-------- Information provided --------

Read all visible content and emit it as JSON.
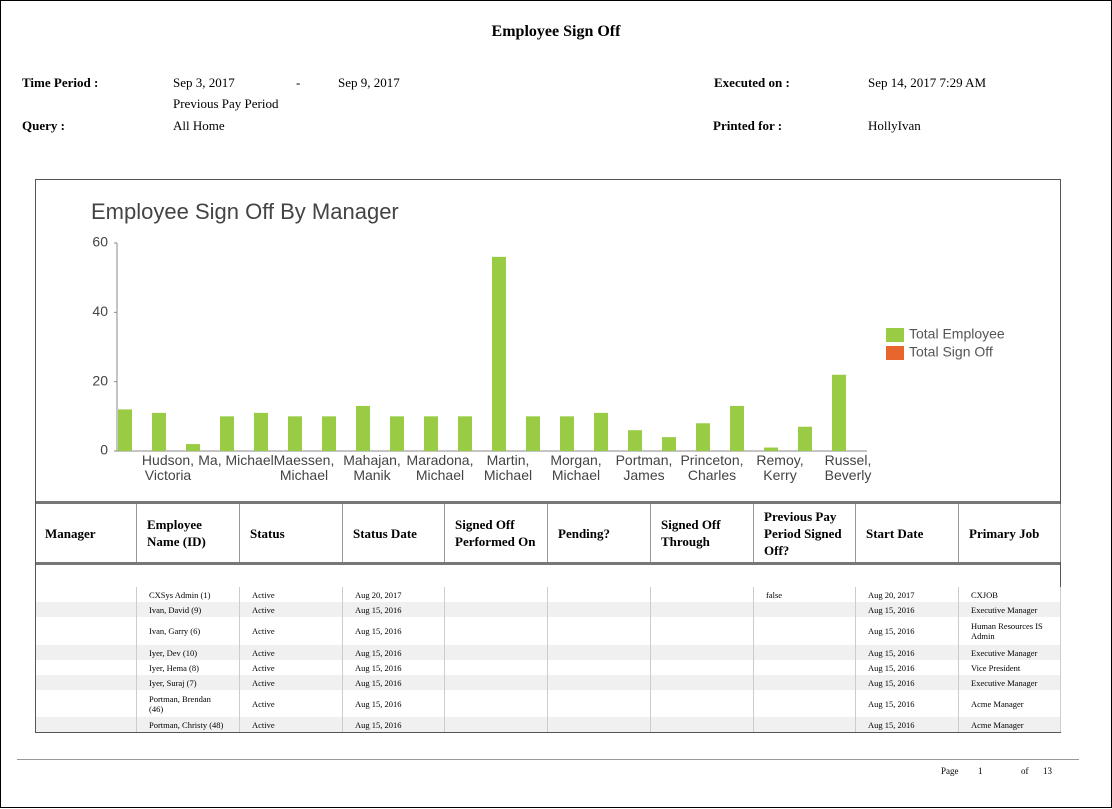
{
  "header": {
    "title": "Employee Sign Off",
    "time_period_label": "Time Period :",
    "period_start": "Sep 3, 2017",
    "period_separator": "-",
    "period_end": "Sep 9, 2017",
    "period_name": "Previous Pay Period",
    "query_label": "Query :",
    "query": "All Home",
    "executed_label": "Executed on :",
    "executed": "Sep 14, 2017 7:29 AM",
    "printed_label": "Printed for :",
    "printed_for": "HollyIvan"
  },
  "chart_data": {
    "type": "bar",
    "title": "Employee Sign Off By Manager",
    "categories": [
      null,
      "Hudson, Victoria",
      null,
      "Ma, Michael",
      null,
      "Maessen, Michael",
      null,
      "Mahajan, Manik",
      null,
      "Maradona, Michael",
      null,
      "Martin, Michael",
      null,
      "Morgan, Michael",
      null,
      "Portman, James",
      null,
      "Princeton, Charles",
      null,
      "Remoy, Kerry",
      null,
      "Russel, Beverly"
    ],
    "series": [
      {
        "name": "Total Employee",
        "color": "#99cc44",
        "values": [
          12,
          11,
          2,
          10,
          11,
          10,
          10,
          13,
          10,
          10,
          10,
          56,
          10,
          10,
          11,
          6,
          4,
          8,
          13,
          1,
          7,
          22
        ]
      },
      {
        "name": "Total Sign Off",
        "color": "#e8652e",
        "values": [
          0,
          0,
          0,
          0,
          0,
          0,
          0,
          0,
          0,
          0,
          0,
          0,
          0,
          0,
          0,
          0,
          0,
          0,
          0,
          0,
          0,
          0
        ]
      }
    ],
    "ylim": [
      0,
      60
    ],
    "yticks": [
      0,
      20,
      40,
      60
    ],
    "legend": "right"
  },
  "table": {
    "columns": [
      "Manager",
      "Employee Name (ID)",
      "Status",
      "Status Date",
      "Signed Off Performed On",
      "Pending?",
      "Signed Off Through",
      "Previous Pay Period Signed Off?",
      "Start Date",
      "Primary Job"
    ],
    "rows": [
      {
        "employee": "CXSys Admin (1)",
        "status": "Active",
        "status_date": "Aug 20, 2017",
        "previous_signed_off": "false",
        "start_date": "Aug 20, 2017",
        "primary_job": "CXJOB"
      },
      {
        "employee": "Ivan, David (9)",
        "status": "Active",
        "status_date": "Aug 15, 2016",
        "start_date": "Aug 15, 2016",
        "primary_job": "Executive Manager"
      },
      {
        "employee": "Ivan, Garry (6)",
        "status": "Active",
        "status_date": "Aug 15, 2016",
        "start_date": "Aug 15, 2016",
        "primary_job": "Human Resources IS Admin"
      },
      {
        "employee": "Iyer, Dev (10)",
        "status": "Active",
        "status_date": "Aug 15, 2016",
        "start_date": "Aug 15, 2016",
        "primary_job": "Executive Manager"
      },
      {
        "employee": "Iyer, Hema (8)",
        "status": "Active",
        "status_date": "Aug 15, 2016",
        "start_date": "Aug 15, 2016",
        "primary_job": "Vice President"
      },
      {
        "employee": "Iyer, Suraj (7)",
        "status": "Active",
        "status_date": "Aug 15, 2016",
        "start_date": "Aug 15, 2016",
        "primary_job": "Executive Manager"
      },
      {
        "employee": "Portman, Brendan (46)",
        "status": "Active",
        "status_date": "Aug 15, 2016",
        "start_date": "Aug 15, 2016",
        "primary_job": "Acme Manager"
      },
      {
        "employee": "Portman, Christy (48)",
        "status": "Active",
        "status_date": "Aug 15, 2016",
        "start_date": "Aug 15, 2016",
        "primary_job": "Acme Manager"
      }
    ]
  },
  "footer": {
    "page_label": "Page",
    "page": "1",
    "of_label": "of",
    "total_pages": "13"
  }
}
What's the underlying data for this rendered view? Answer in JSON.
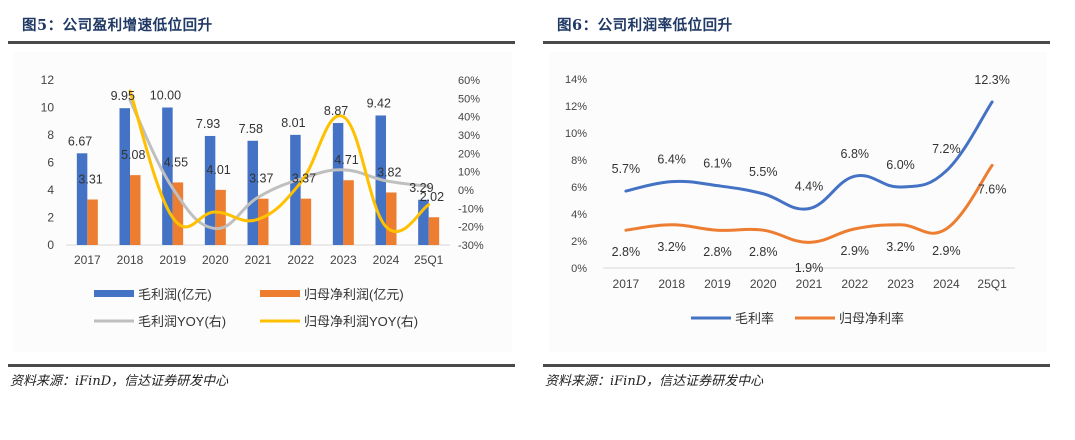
{
  "left_panel": {
    "title": "图5：公司盈利增速低位回升",
    "source": "资料来源：iFinD，信达证券研发中心"
  },
  "right_panel": {
    "title": "图6：公司利润率低位回升",
    "source": "资料来源：iFinD，信达证券研发中心"
  },
  "colors": {
    "blue": "#4472c4",
    "orange": "#ed7d31",
    "gray": "#bfbfbf",
    "yellow": "#ffc000",
    "title": "#1f3864"
  },
  "chart_data": [
    {
      "type": "bar",
      "title": "公司盈利增速低位回升",
      "categories": [
        "2017",
        "2018",
        "2019",
        "2020",
        "2021",
        "2022",
        "2023",
        "2024",
        "25Q1"
      ],
      "ylim": [
        0,
        12
      ],
      "yticks": [
        "0",
        "2",
        "4",
        "6",
        "8",
        "10",
        "12"
      ],
      "y2lim": [
        -30,
        60
      ],
      "y2ticks": [
        "-30%",
        "-20%",
        "-10%",
        "0%",
        "10%",
        "20%",
        "30%",
        "40%",
        "50%",
        "60%"
      ],
      "grid": false,
      "legend_position": "bottom",
      "series": [
        {
          "name": "毛利润(亿元)",
          "kind": "bar",
          "axis": "left",
          "color": "#4472c4",
          "values": [
            6.67,
            9.95,
            10.0,
            7.93,
            7.58,
            8.01,
            8.87,
            9.42,
            3.29
          ],
          "labels": [
            "6.67",
            "9.95",
            "10.00",
            "7.93",
            "7.58",
            "8.01",
            "8.87",
            "9.42",
            "3.29"
          ]
        },
        {
          "name": "归母净利润(亿元)",
          "kind": "bar",
          "axis": "left",
          "color": "#ed7d31",
          "values": [
            3.31,
            5.08,
            4.55,
            4.01,
            3.37,
            3.37,
            4.71,
            3.82,
            2.02
          ],
          "labels": [
            "3.31",
            "5.08",
            "4.55",
            "4.01",
            "3.37",
            "3.37",
            "4.71",
            "3.82",
            "2.02"
          ]
        },
        {
          "name": "毛利润YOY(右)",
          "kind": "line",
          "axis": "right",
          "color": "#bfbfbf",
          "values": [
            null,
            49,
            1,
            -21,
            -4,
            6,
            11,
            5,
            2
          ]
        },
        {
          "name": "归母净利润YOY(右)",
          "kind": "line",
          "axis": "right",
          "color": "#ffc000",
          "values": [
            null,
            54,
            -15,
            -12,
            -16,
            4,
            40,
            -20,
            -8
          ]
        }
      ]
    },
    {
      "type": "line",
      "title": "公司利润率低位回升",
      "categories": [
        "2017",
        "2018",
        "2019",
        "2020",
        "2021",
        "2022",
        "2023",
        "2024",
        "25Q1"
      ],
      "ylim": [
        0,
        14
      ],
      "yticks": [
        "0%",
        "2%",
        "4%",
        "6%",
        "8%",
        "10%",
        "12%",
        "14%"
      ],
      "grid": false,
      "legend_position": "bottom",
      "series": [
        {
          "name": "毛利率",
          "color": "#4472c4",
          "values": [
            5.7,
            6.4,
            6.1,
            5.5,
            4.4,
            6.8,
            6.0,
            7.2,
            12.3
          ],
          "labels": [
            "5.7%",
            "6.4%",
            "6.1%",
            "5.5%",
            "4.4%",
            "6.8%",
            "6.0%",
            "7.2%",
            "12.3%"
          ]
        },
        {
          "name": "归母净利率",
          "color": "#ed7d31",
          "values": [
            2.8,
            3.2,
            2.8,
            2.8,
            1.9,
            2.9,
            3.2,
            2.9,
            7.6
          ],
          "labels": [
            "2.8%",
            "3.2%",
            "2.8%",
            "2.8%",
            "1.9%",
            "2.9%",
            "3.2%",
            "2.9%",
            "7.6%"
          ]
        }
      ]
    }
  ]
}
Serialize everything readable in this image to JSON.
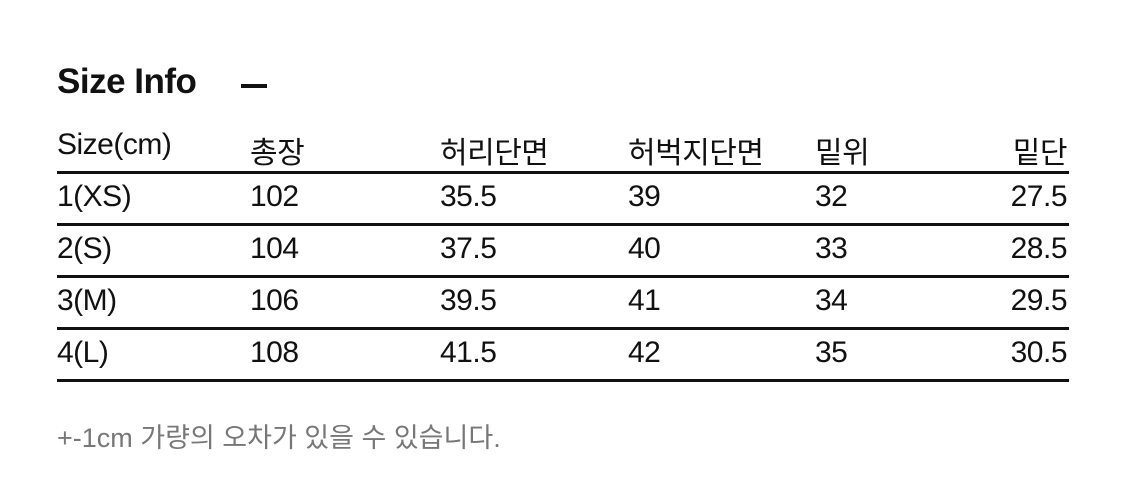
{
  "title": "Size Info",
  "headers": [
    "Size(cm)",
    "총장",
    "허리단면",
    "허벅지단면",
    "밑위",
    "밑단"
  ],
  "rows": [
    [
      "1(XS)",
      "102",
      "35.5",
      "39",
      "32",
      "27.5"
    ],
    [
      "2(S)",
      "104",
      "37.5",
      "40",
      "33",
      "28.5"
    ],
    [
      "3(M)",
      "106",
      "39.5",
      "41",
      "34",
      "29.5"
    ],
    [
      "4(L)",
      "108",
      "41.5",
      "42",
      "35",
      "30.5"
    ]
  ],
  "note": "+-1cm 가량의 오차가 있을 수 있습니다."
}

--------

*To do*.
From the entries, copy out each line containing the word "公司盈利增速低位回升".

*Result for this exercise*.
    "title": "图5：公司盈利增速低位回升",
      "title": "公司盈利增速低位回升",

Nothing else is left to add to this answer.